** Start of Supplied records **

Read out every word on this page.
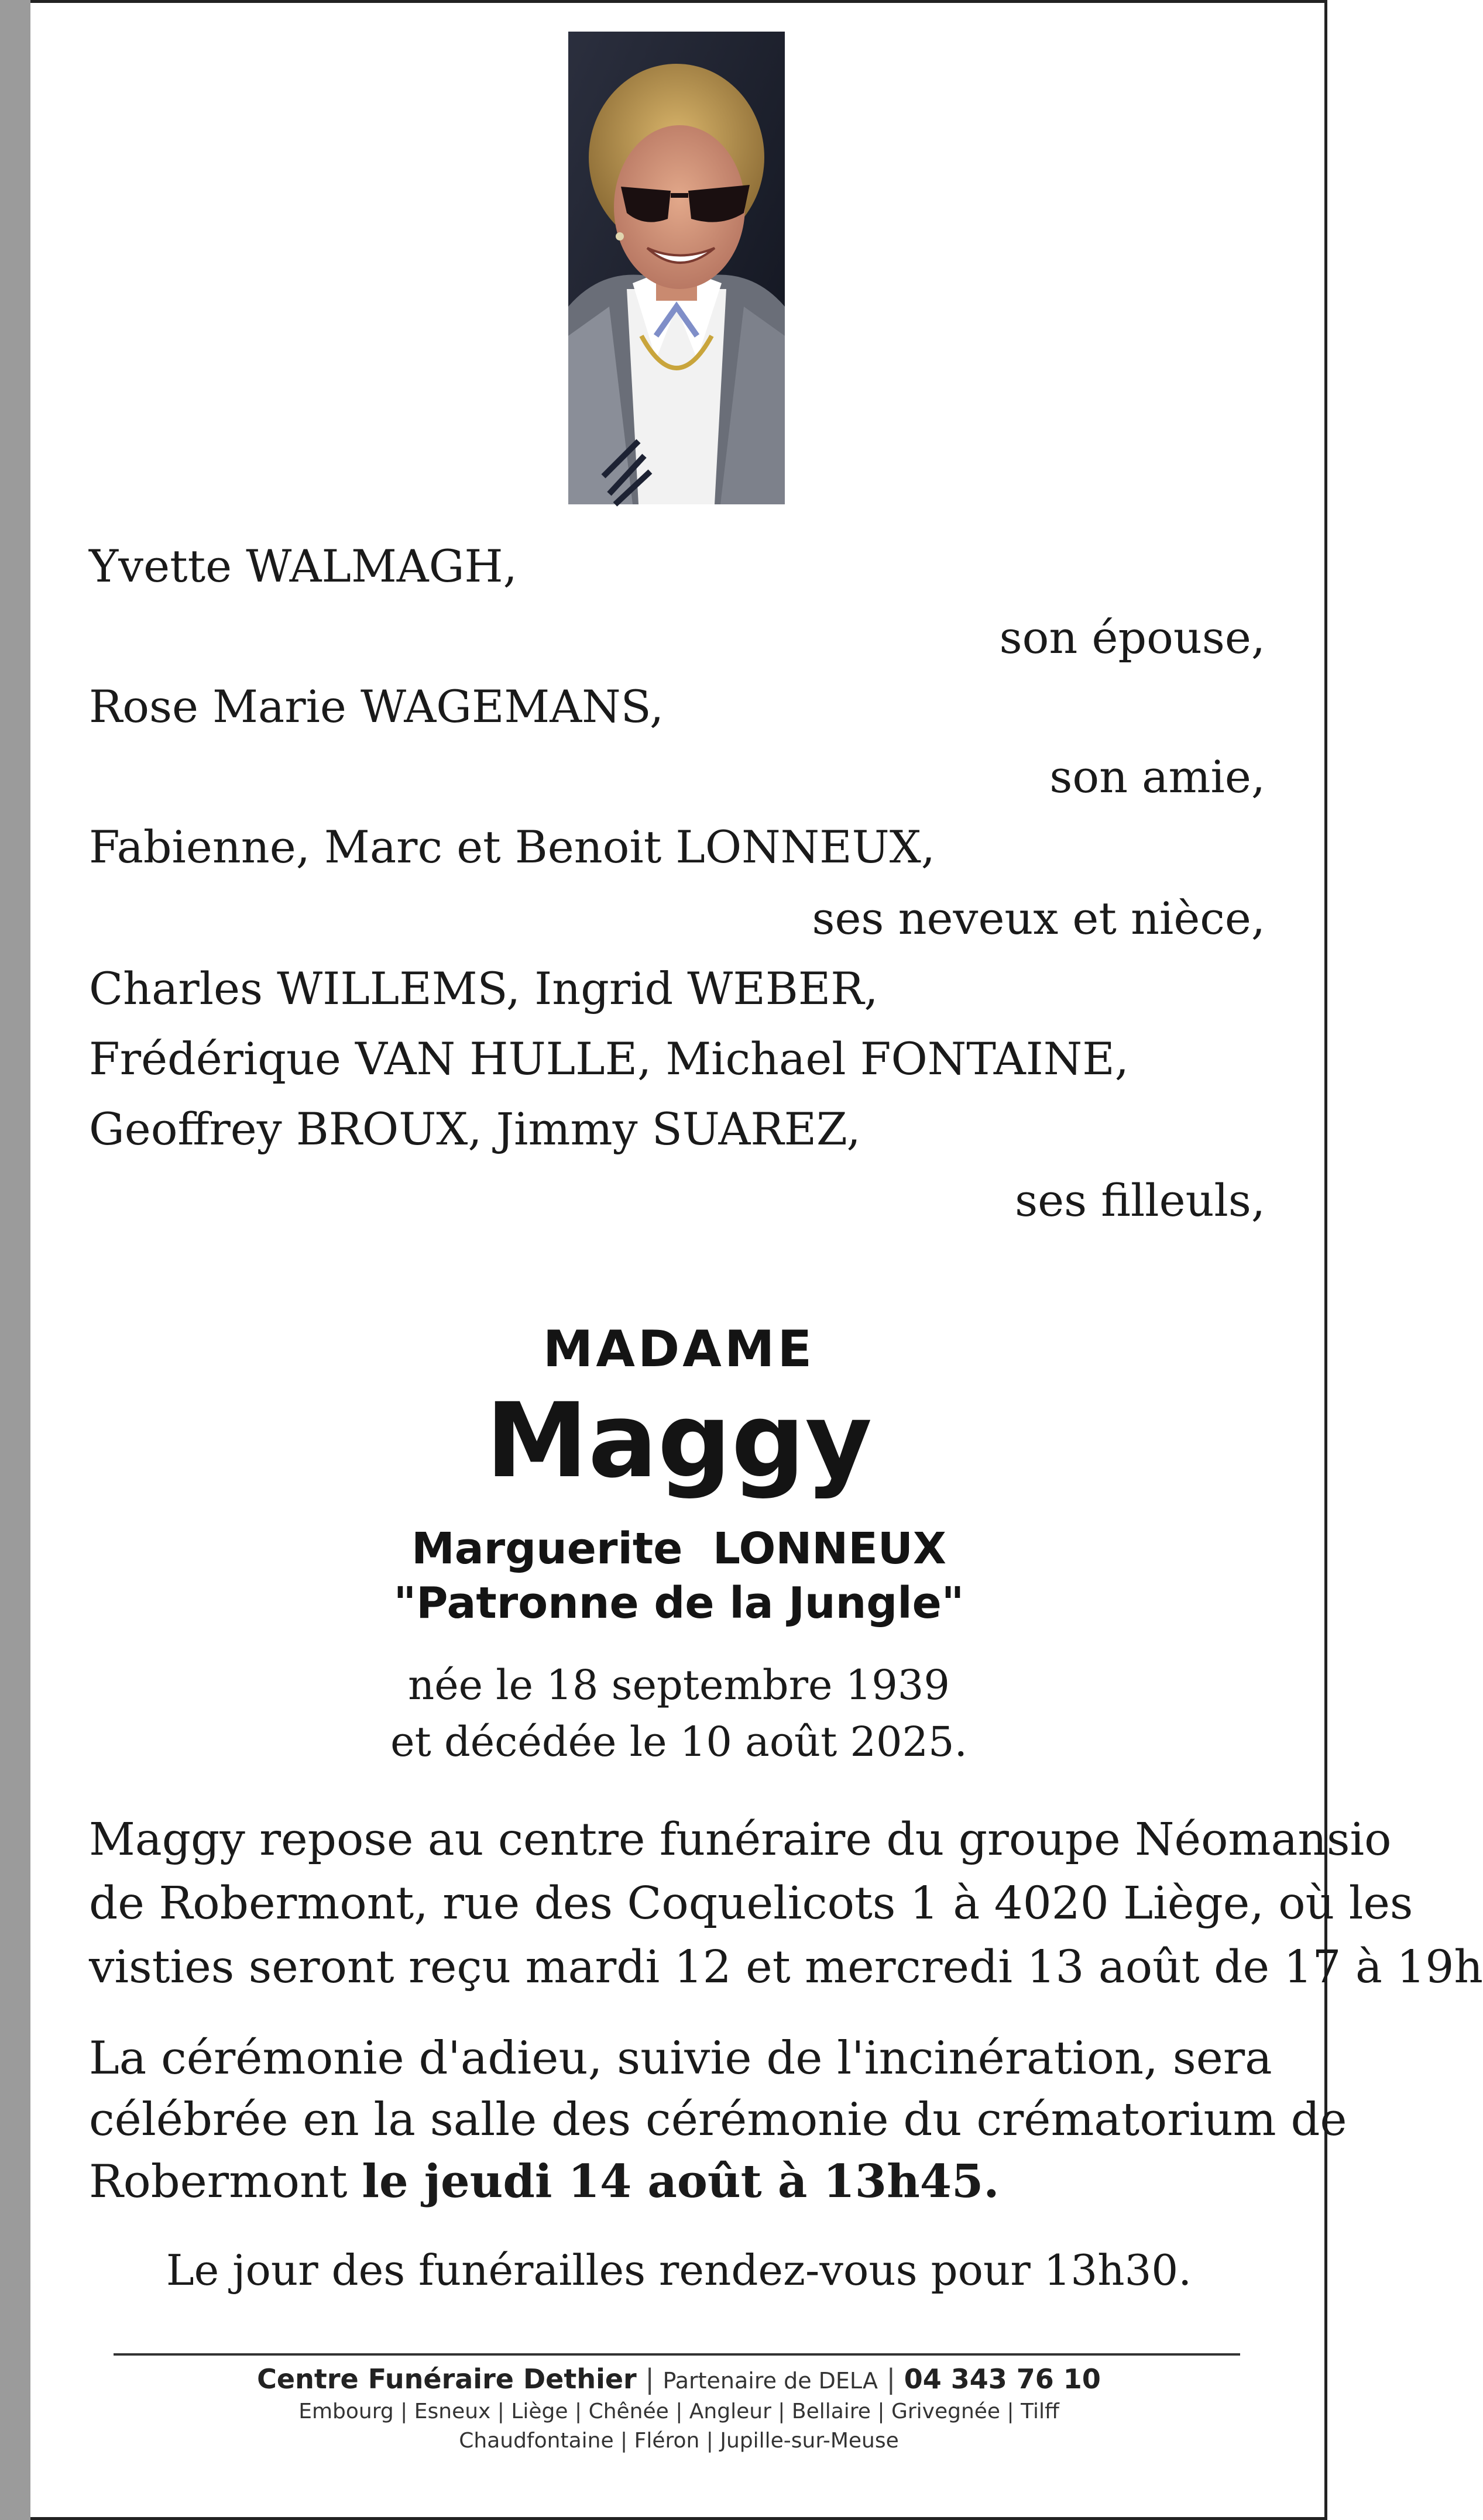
Yvette WALMAGH,
son épouse,
Rose Marie WAGEMANS,
son amie,
Fabienne, Marc et Benoit LONNEUX,
ses neveux et nièce,
Charles WILLEMS, Ingrid WEBER,
Frédérique VAN HULLE, Michael FONTAINE,
Geoffrey BROUX, Jimmy SUAREZ,
ses filleuls,
MADAME
Maggy
Marguerite  LONNEUX
"Patronne de la Jungle"
née le 18 septembre 1939
et décédée le 10 août 2025.
Maggy repose au centre funéraire du groupe Néomansio
de Robermont, rue des Coquelicots 1 à 4020 Liège, où les
visties seront reçu mardi 12 et mercredi 13 août de 17 à 19h
La cérémonie d'adieu, suivie de l'incinération, sera
célébrée en la salle des cérémonie du crématorium de
Robermont le jeudi 14 août à 13h45.
Le jour des funérailles rendez-vous pour 13h30.
Centre Funéraire Dethier | Partenaire de DELA | 04 343 76 10
Embourg | Esneux | Liège | Chênée | Angleur | Bellaire | Grivegnée | Tilff
Chaudfontaine | Fléron | Jupille-sur-Meuse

** End of Supplied records **

Direction:
Using the listing above, pull out all lines that hold the word "Liège".

Solved problem:
de Robermont, rue des Coquelicots 1 à 4020 Liège, où les
Embourg | Esneux | Liège | Chênée | Angleur | Bellaire | Grivegnée | Tilff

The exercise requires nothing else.